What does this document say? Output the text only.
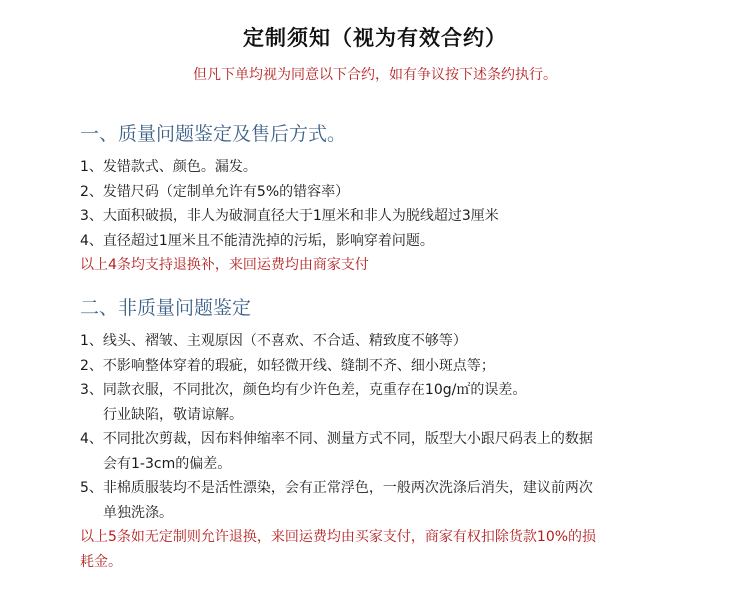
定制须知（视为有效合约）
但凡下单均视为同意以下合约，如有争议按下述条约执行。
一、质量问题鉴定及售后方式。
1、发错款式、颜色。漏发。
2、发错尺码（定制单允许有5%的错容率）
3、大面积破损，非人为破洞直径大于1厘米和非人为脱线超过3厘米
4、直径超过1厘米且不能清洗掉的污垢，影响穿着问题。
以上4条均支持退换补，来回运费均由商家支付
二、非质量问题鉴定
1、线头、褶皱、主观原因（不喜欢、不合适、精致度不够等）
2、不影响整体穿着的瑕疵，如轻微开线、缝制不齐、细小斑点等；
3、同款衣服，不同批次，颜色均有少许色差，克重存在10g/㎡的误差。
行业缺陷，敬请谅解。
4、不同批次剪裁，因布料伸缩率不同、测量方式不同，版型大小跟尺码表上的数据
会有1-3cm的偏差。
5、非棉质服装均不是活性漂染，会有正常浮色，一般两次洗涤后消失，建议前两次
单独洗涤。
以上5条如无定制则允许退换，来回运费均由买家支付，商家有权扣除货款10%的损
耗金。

▸ Objective:
Copy the data character for character, but drop all pictures from the copy.

▸ Result below:
What does this document say? Output the text only.
定制须知（视为有效合约）
但凡下单均视为同意以下合约，如有争议按下述条约执行。
一、质量问题鉴定及售后方式。
1、发错款式、颜色。漏发。
2、发错尺码（定制单允许有5%的错容率）
3、大面积破损，非人为破洞直径大于1厘米和非人为脱线超过3厘米
4、直径超过1厘米且不能清洗掉的污垢，影响穿着问题。
以上4条均支持退换补，来回运费均由商家支付
二、非质量问题鉴定
1、线头、褶皱、主观原因（不喜欢、不合适、精致度不够等）
2、不影响整体穿着的瑕疵，如轻微开线、缝制不齐、细小斑点等；
3、同款衣服，不同批次，颜色均有少许色差，克重存在10g/㎡的误差。
行业缺陷，敬请谅解。
4、不同批次剪裁，因布料伸缩率不同、测量方式不同，版型大小跟尺码表上的数据
会有1-3cm的偏差。
5、非棉质服装均不是活性漂染，会有正常浮色，一般两次洗涤后消失，建议前两次
单独洗涤。
以上5条如无定制则允许退换，来回运费均由买家支付，商家有权扣除货款10%的损
耗金。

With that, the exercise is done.